Saved entries:
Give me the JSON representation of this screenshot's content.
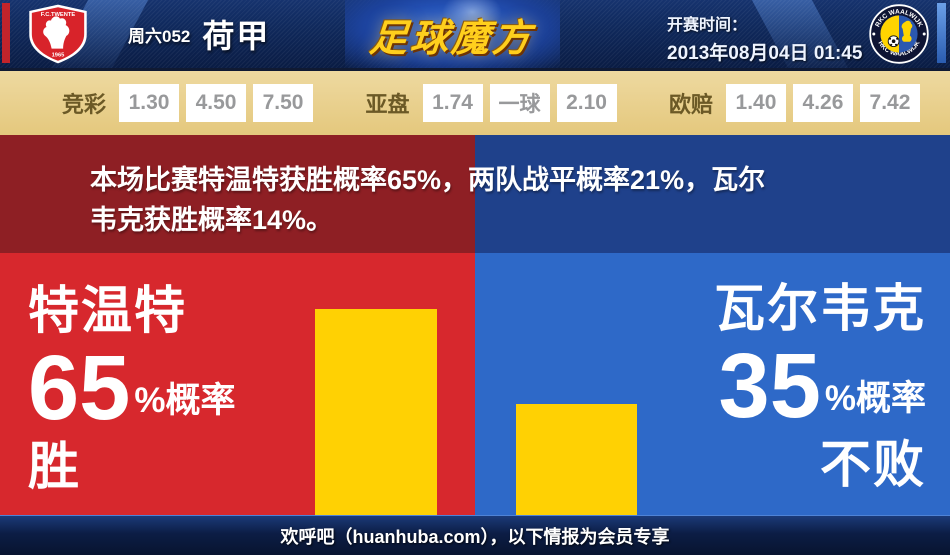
{
  "header": {
    "match_code": "周六052",
    "league": "荷甲",
    "brand_logo": "足球魔方",
    "kickoff_label": "开赛时间：",
    "kickoff_datetime": "2013年08月04日 01:45",
    "home_crest": {
      "name": "fc-twente-crest",
      "top_text": "F.C.TWENTE",
      "bottom_text": "1965"
    },
    "away_crest": {
      "name": "rkc-waalwijk-crest",
      "top_text": "RKC WAALWIJK",
      "bottom_text": "RKC WAALWIJK"
    }
  },
  "odds": {
    "jingcai": {
      "label": "竞彩",
      "values": [
        "1.30",
        "4.50",
        "7.50"
      ]
    },
    "yapan": {
      "label": "亚盘",
      "values": [
        "1.74",
        "一球",
        "2.10"
      ]
    },
    "oupei": {
      "label": "欧赔",
      "values": [
        "1.40",
        "4.26",
        "7.42"
      ]
    }
  },
  "summary": {
    "line1": "本场比赛特温特获胜概率65%，两队战平概率21%，瓦尔",
    "line2": "韦克获胜概率14%。"
  },
  "chart_data": {
    "type": "bar",
    "categories": [
      "特温特",
      "瓦尔韦克"
    ],
    "values": [
      65,
      35
    ],
    "unit": "%",
    "outcome_labels": [
      "胜",
      "不败"
    ],
    "annotations": {
      "home_win_pct": 65,
      "draw_pct": 21,
      "away_win_pct": 14,
      "away_unbeaten_pct": 35
    },
    "ylim": [
      0,
      100
    ],
    "bar_color": "#ffd103",
    "legend_position": "none",
    "grid": false
  },
  "left_panel": {
    "team": "特温特",
    "value": "65",
    "suffix": "%概率",
    "outcome": "胜"
  },
  "right_panel": {
    "team": "瓦尔韦克",
    "value": "35",
    "suffix": "%概率",
    "outcome": "不败"
  },
  "footer": {
    "text": "欢呼吧（huanhuba.com），以下情报为会员专享"
  },
  "colors": {
    "home_dark": "#8e1f24",
    "away_dark": "#1f418b",
    "home_bright": "#d7282d",
    "away_bright": "#2e69c8",
    "bar_yellow": "#ffd103",
    "odds_bg": "#e8cd89",
    "brand_gold": "#ffcf1d"
  }
}
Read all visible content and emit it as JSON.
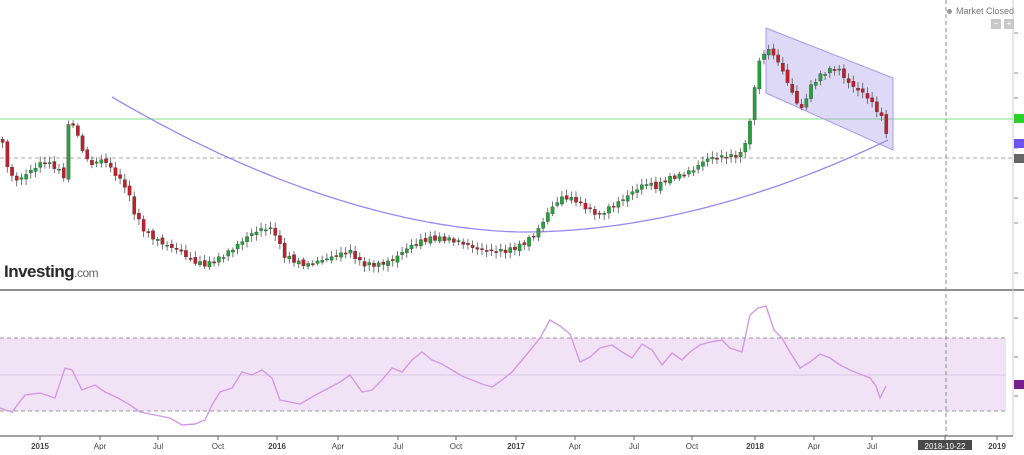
{
  "header": {
    "status_text": "Market Closed"
  },
  "brand": {
    "name": "Investing",
    "suffix": ".com"
  },
  "colors": {
    "up": "#22a43a",
    "down": "#c0202a",
    "ma": "#9b86f0",
    "rsi": "#d29ae6",
    "channel": "#a89bea",
    "rsi_band": "#f1e2f6",
    "hline": "#7fe07f"
  },
  "chart_data": [
    {
      "type": "candlestick",
      "title": "",
      "x_axis": {
        "ticks": [
          "2015",
          "Apr",
          "Jul",
          "Oct",
          "2016",
          "Apr",
          "Jul",
          "Oct",
          "2017",
          "Apr",
          "Jul",
          "Oct",
          "2018",
          "Apr",
          "Jul",
          "2018-10-22",
          "2019"
        ],
        "highlighted": "2018-10-22"
      },
      "overlays": [
        "moving average",
        "descending channel",
        "horizontal level"
      ],
      "grid": false
    },
    {
      "type": "line",
      "title": "",
      "indicator": "RSI",
      "band": "shaded between upper and lower dashed levels"
    }
  ]
}
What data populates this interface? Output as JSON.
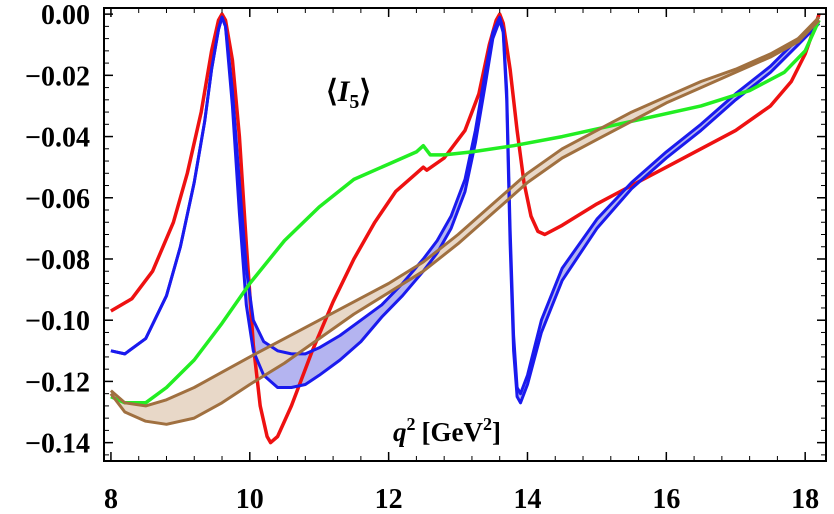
{
  "chart_data": {
    "type": "line",
    "title": "⟨I5⟩",
    "title_parts": {
      "open": "⟨",
      "symbol": "I",
      "subscript": "5",
      "close": "⟩"
    },
    "xlabel": "q² [GeV²]",
    "xlabel_parts": {
      "var": "q",
      "sup": "2",
      "open": "[GeV",
      "unit_sup": "2",
      "close": "]"
    },
    "ylabel": "",
    "xlim": [
      7.9,
      18.3
    ],
    "ylim": [
      -0.146,
      0.002
    ],
    "x_ticks": [
      8,
      10,
      12,
      14,
      16,
      18
    ],
    "x_tick_labels": [
      "8",
      "10",
      "12",
      "14",
      "16",
      "18"
    ],
    "y_ticks": [
      0.0,
      -0.02,
      -0.04,
      -0.06,
      -0.08,
      -0.1,
      -0.12,
      -0.14
    ],
    "y_tick_labels": [
      "0.00",
      "−0.02",
      "−0.04",
      "−0.06",
      "−0.08",
      "−0.10",
      "−0.12",
      "−0.14"
    ],
    "grid": false,
    "series": [
      {
        "name": "red",
        "color": "#ee1111",
        "band": false,
        "points": [
          [
            8.0,
            -0.097
          ],
          [
            8.3,
            -0.093
          ],
          [
            8.6,
            -0.084
          ],
          [
            8.9,
            -0.068
          ],
          [
            9.1,
            -0.052
          ],
          [
            9.3,
            -0.032
          ],
          [
            9.45,
            -0.012
          ],
          [
            9.55,
            -0.002
          ],
          [
            9.6,
            0.0
          ],
          [
            9.65,
            -0.002
          ],
          [
            9.75,
            -0.015
          ],
          [
            9.85,
            -0.04
          ],
          [
            9.95,
            -0.075
          ],
          [
            10.05,
            -0.108
          ],
          [
            10.15,
            -0.128
          ],
          [
            10.25,
            -0.138
          ],
          [
            10.3,
            -0.14
          ],
          [
            10.4,
            -0.138
          ],
          [
            10.6,
            -0.128
          ],
          [
            10.9,
            -0.11
          ],
          [
            11.2,
            -0.094
          ],
          [
            11.5,
            -0.08
          ],
          [
            11.8,
            -0.068
          ],
          [
            12.1,
            -0.058
          ],
          [
            12.4,
            -0.052
          ],
          [
            12.5,
            -0.05
          ],
          [
            12.55,
            -0.051
          ],
          [
            12.8,
            -0.047
          ],
          [
            13.1,
            -0.038
          ],
          [
            13.3,
            -0.026
          ],
          [
            13.45,
            -0.01
          ],
          [
            13.55,
            -0.002
          ],
          [
            13.6,
            0.0
          ],
          [
            13.65,
            -0.003
          ],
          [
            13.75,
            -0.018
          ],
          [
            13.85,
            -0.038
          ],
          [
            13.95,
            -0.055
          ],
          [
            14.05,
            -0.066
          ],
          [
            14.15,
            -0.071
          ],
          [
            14.25,
            -0.072
          ],
          [
            14.5,
            -0.069
          ],
          [
            15.0,
            -0.062
          ],
          [
            15.5,
            -0.056
          ],
          [
            16.0,
            -0.05
          ],
          [
            16.5,
            -0.044
          ],
          [
            17.0,
            -0.038
          ],
          [
            17.5,
            -0.03
          ],
          [
            17.8,
            -0.022
          ],
          [
            18.0,
            -0.013
          ],
          [
            18.2,
            0.0
          ]
        ]
      },
      {
        "name": "blue",
        "color": "#1a1aee",
        "band": true,
        "fill": "#b4b4f0",
        "upper": [
          [
            8.0,
            -0.11
          ],
          [
            8.2,
            -0.111
          ],
          [
            8.5,
            -0.106
          ],
          [
            8.8,
            -0.092
          ],
          [
            9.0,
            -0.076
          ],
          [
            9.2,
            -0.055
          ],
          [
            9.35,
            -0.035
          ],
          [
            9.45,
            -0.018
          ],
          [
            9.55,
            -0.005
          ],
          [
            9.6,
            -0.001
          ],
          [
            9.65,
            -0.004
          ],
          [
            9.75,
            -0.025
          ],
          [
            9.85,
            -0.055
          ],
          [
            9.95,
            -0.083
          ],
          [
            10.05,
            -0.1
          ],
          [
            10.2,
            -0.107
          ],
          [
            10.4,
            -0.11
          ],
          [
            10.6,
            -0.111
          ],
          [
            10.8,
            -0.111
          ],
          [
            11.0,
            -0.109
          ],
          [
            11.3,
            -0.105
          ],
          [
            11.6,
            -0.1
          ],
          [
            11.9,
            -0.095
          ],
          [
            12.2,
            -0.088
          ],
          [
            12.5,
            -0.08
          ],
          [
            12.7,
            -0.074
          ],
          [
            12.9,
            -0.066
          ],
          [
            13.1,
            -0.054
          ],
          [
            13.25,
            -0.038
          ],
          [
            13.4,
            -0.018
          ],
          [
            13.5,
            -0.006
          ],
          [
            13.6,
            -0.001
          ],
          [
            13.65,
            -0.005
          ],
          [
            13.7,
            -0.025
          ],
          [
            13.75,
            -0.07
          ],
          [
            13.8,
            -0.105
          ],
          [
            13.85,
            -0.122
          ],
          [
            13.9,
            -0.124
          ],
          [
            14.0,
            -0.118
          ],
          [
            14.2,
            -0.1
          ],
          [
            14.5,
            -0.083
          ],
          [
            15.0,
            -0.067
          ],
          [
            15.5,
            -0.055
          ],
          [
            16.0,
            -0.045
          ],
          [
            16.5,
            -0.036
          ],
          [
            17.0,
            -0.026
          ],
          [
            17.5,
            -0.017
          ],
          [
            17.9,
            -0.008
          ],
          [
            18.2,
            -0.002
          ]
        ],
        "lower": [
          [
            8.0,
            -0.11
          ],
          [
            8.2,
            -0.111
          ],
          [
            8.5,
            -0.106
          ],
          [
            8.8,
            -0.092
          ],
          [
            9.0,
            -0.076
          ],
          [
            9.2,
            -0.055
          ],
          [
            9.35,
            -0.035
          ],
          [
            9.45,
            -0.018
          ],
          [
            9.55,
            -0.005
          ],
          [
            9.6,
            -0.001
          ],
          [
            9.65,
            -0.004
          ],
          [
            9.75,
            -0.03
          ],
          [
            9.85,
            -0.065
          ],
          [
            9.95,
            -0.095
          ],
          [
            10.05,
            -0.11
          ],
          [
            10.2,
            -0.118
          ],
          [
            10.4,
            -0.122
          ],
          [
            10.6,
            -0.122
          ],
          [
            10.8,
            -0.121
          ],
          [
            11.0,
            -0.118
          ],
          [
            11.3,
            -0.113
          ],
          [
            11.6,
            -0.107
          ],
          [
            11.9,
            -0.099
          ],
          [
            12.2,
            -0.092
          ],
          [
            12.5,
            -0.084
          ],
          [
            12.7,
            -0.078
          ],
          [
            12.9,
            -0.07
          ],
          [
            13.1,
            -0.058
          ],
          [
            13.25,
            -0.042
          ],
          [
            13.4,
            -0.022
          ],
          [
            13.5,
            -0.008
          ],
          [
            13.6,
            -0.002
          ],
          [
            13.65,
            -0.006
          ],
          [
            13.7,
            -0.028
          ],
          [
            13.75,
            -0.075
          ],
          [
            13.8,
            -0.11
          ],
          [
            13.85,
            -0.125
          ],
          [
            13.9,
            -0.127
          ],
          [
            14.0,
            -0.121
          ],
          [
            14.2,
            -0.104
          ],
          [
            14.5,
            -0.087
          ],
          [
            15.0,
            -0.07
          ],
          [
            15.5,
            -0.057
          ],
          [
            16.0,
            -0.047
          ],
          [
            16.5,
            -0.038
          ],
          [
            17.0,
            -0.028
          ],
          [
            17.5,
            -0.019
          ],
          [
            17.9,
            -0.01
          ],
          [
            18.2,
            -0.003
          ]
        ]
      },
      {
        "name": "green",
        "color": "#22ee22",
        "band": false,
        "points": [
          [
            8.0,
            -0.125
          ],
          [
            8.2,
            -0.127
          ],
          [
            8.5,
            -0.127
          ],
          [
            8.8,
            -0.122
          ],
          [
            9.2,
            -0.113
          ],
          [
            9.6,
            -0.101
          ],
          [
            10.0,
            -0.088
          ],
          [
            10.5,
            -0.074
          ],
          [
            11.0,
            -0.063
          ],
          [
            11.5,
            -0.054
          ],
          [
            12.0,
            -0.049
          ],
          [
            12.4,
            -0.045
          ],
          [
            12.5,
            -0.043
          ],
          [
            12.6,
            -0.046
          ],
          [
            12.8,
            -0.046
          ],
          [
            13.2,
            -0.045
          ],
          [
            13.8,
            -0.043
          ],
          [
            14.5,
            -0.04
          ],
          [
            15.5,
            -0.035
          ],
          [
            16.5,
            -0.03
          ],
          [
            17.2,
            -0.025
          ],
          [
            17.7,
            -0.019
          ],
          [
            18.0,
            -0.012
          ],
          [
            18.2,
            -0.002
          ]
        ]
      },
      {
        "name": "brown",
        "color": "#a07040",
        "band": true,
        "fill": "#e8d8c8",
        "upper": [
          [
            8.0,
            -0.123
          ],
          [
            8.2,
            -0.127
          ],
          [
            8.5,
            -0.128
          ],
          [
            8.8,
            -0.126
          ],
          [
            9.2,
            -0.122
          ],
          [
            9.6,
            -0.117
          ],
          [
            10.0,
            -0.112
          ],
          [
            10.5,
            -0.106
          ],
          [
            11.0,
            -0.1
          ],
          [
            11.5,
            -0.094
          ],
          [
            12.0,
            -0.088
          ],
          [
            12.5,
            -0.081
          ],
          [
            13.0,
            -0.072
          ],
          [
            13.5,
            -0.062
          ],
          [
            14.0,
            -0.052
          ],
          [
            14.5,
            -0.044
          ],
          [
            15.0,
            -0.038
          ],
          [
            15.5,
            -0.032
          ],
          [
            16.0,
            -0.027
          ],
          [
            16.5,
            -0.022
          ],
          [
            17.0,
            -0.018
          ],
          [
            17.5,
            -0.013
          ],
          [
            17.9,
            -0.008
          ],
          [
            18.2,
            -0.001
          ]
        ],
        "lower": [
          [
            8.0,
            -0.124
          ],
          [
            8.2,
            -0.13
          ],
          [
            8.5,
            -0.133
          ],
          [
            8.8,
            -0.134
          ],
          [
            9.2,
            -0.132
          ],
          [
            9.6,
            -0.127
          ],
          [
            10.0,
            -0.121
          ],
          [
            10.5,
            -0.114
          ],
          [
            11.0,
            -0.106
          ],
          [
            11.5,
            -0.098
          ],
          [
            12.0,
            -0.091
          ],
          [
            12.5,
            -0.084
          ],
          [
            13.0,
            -0.075
          ],
          [
            13.5,
            -0.065
          ],
          [
            14.0,
            -0.055
          ],
          [
            14.5,
            -0.047
          ],
          [
            15.0,
            -0.041
          ],
          [
            15.5,
            -0.035
          ],
          [
            16.0,
            -0.029
          ],
          [
            16.5,
            -0.024
          ],
          [
            17.0,
            -0.019
          ],
          [
            17.5,
            -0.014
          ],
          [
            17.9,
            -0.009
          ],
          [
            18.2,
            -0.002
          ]
        ]
      }
    ]
  }
}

▸ Required task:
Identify the lines in the records above that contain the word "JSON", then state how many there are and nothing more.

▸ Answer to this problem:
3